- REQUIRED WORK
Find the word "letter" in the listing; pull out each line holding it.

+++ DATA TO USE +++

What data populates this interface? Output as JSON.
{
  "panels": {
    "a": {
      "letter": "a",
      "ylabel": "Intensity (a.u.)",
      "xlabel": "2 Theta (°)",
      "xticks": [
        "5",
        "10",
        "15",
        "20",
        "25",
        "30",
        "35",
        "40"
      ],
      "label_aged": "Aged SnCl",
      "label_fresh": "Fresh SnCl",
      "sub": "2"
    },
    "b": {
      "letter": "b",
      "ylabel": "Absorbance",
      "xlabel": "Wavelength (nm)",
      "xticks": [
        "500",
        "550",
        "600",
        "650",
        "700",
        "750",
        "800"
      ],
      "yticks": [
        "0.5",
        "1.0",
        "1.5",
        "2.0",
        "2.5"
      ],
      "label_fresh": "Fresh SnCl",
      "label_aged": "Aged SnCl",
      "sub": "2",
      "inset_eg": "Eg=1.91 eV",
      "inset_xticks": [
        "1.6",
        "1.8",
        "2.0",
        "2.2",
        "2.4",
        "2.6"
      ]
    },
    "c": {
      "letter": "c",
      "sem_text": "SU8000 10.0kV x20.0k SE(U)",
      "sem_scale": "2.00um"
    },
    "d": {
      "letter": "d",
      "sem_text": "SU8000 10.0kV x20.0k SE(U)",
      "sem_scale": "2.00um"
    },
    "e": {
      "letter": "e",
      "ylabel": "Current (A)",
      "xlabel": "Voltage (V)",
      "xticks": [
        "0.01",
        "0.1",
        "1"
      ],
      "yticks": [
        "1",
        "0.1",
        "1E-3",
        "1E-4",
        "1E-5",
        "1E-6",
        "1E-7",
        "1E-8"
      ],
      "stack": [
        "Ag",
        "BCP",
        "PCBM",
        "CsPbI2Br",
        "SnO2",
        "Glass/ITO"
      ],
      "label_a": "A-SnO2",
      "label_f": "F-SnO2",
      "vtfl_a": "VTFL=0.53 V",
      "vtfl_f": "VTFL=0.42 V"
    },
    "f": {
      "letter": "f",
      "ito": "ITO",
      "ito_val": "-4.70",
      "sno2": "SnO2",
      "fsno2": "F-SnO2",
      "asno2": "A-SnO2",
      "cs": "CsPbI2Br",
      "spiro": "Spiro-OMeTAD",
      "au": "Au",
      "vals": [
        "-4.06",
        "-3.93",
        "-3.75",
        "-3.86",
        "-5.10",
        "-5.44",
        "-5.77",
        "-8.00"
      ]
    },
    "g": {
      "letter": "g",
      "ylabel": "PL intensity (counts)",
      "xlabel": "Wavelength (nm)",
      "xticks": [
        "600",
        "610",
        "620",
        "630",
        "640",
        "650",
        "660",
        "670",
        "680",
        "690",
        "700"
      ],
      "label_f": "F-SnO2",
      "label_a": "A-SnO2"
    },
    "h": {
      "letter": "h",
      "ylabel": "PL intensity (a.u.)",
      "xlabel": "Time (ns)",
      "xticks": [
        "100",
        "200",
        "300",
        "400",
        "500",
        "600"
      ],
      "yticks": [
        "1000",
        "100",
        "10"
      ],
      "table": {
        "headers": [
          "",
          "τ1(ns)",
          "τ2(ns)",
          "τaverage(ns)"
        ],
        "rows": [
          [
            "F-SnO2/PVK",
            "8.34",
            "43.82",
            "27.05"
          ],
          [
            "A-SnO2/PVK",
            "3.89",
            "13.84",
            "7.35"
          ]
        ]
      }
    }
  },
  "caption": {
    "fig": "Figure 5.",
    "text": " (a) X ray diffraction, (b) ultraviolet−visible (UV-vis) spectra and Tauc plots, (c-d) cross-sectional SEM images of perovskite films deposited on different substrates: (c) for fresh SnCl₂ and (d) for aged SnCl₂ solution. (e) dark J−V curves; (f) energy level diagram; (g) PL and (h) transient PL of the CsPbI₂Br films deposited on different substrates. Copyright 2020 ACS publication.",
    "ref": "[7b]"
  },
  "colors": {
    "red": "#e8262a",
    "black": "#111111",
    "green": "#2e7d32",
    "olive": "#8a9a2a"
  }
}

+++

- FULL SOLUTION
      "letter": "a",
      "letter": "b",
      "letter": "c",
      "letter": "d",
      "letter": "e",
      "letter": "f",
      "letter": "g",
      "letter": "h",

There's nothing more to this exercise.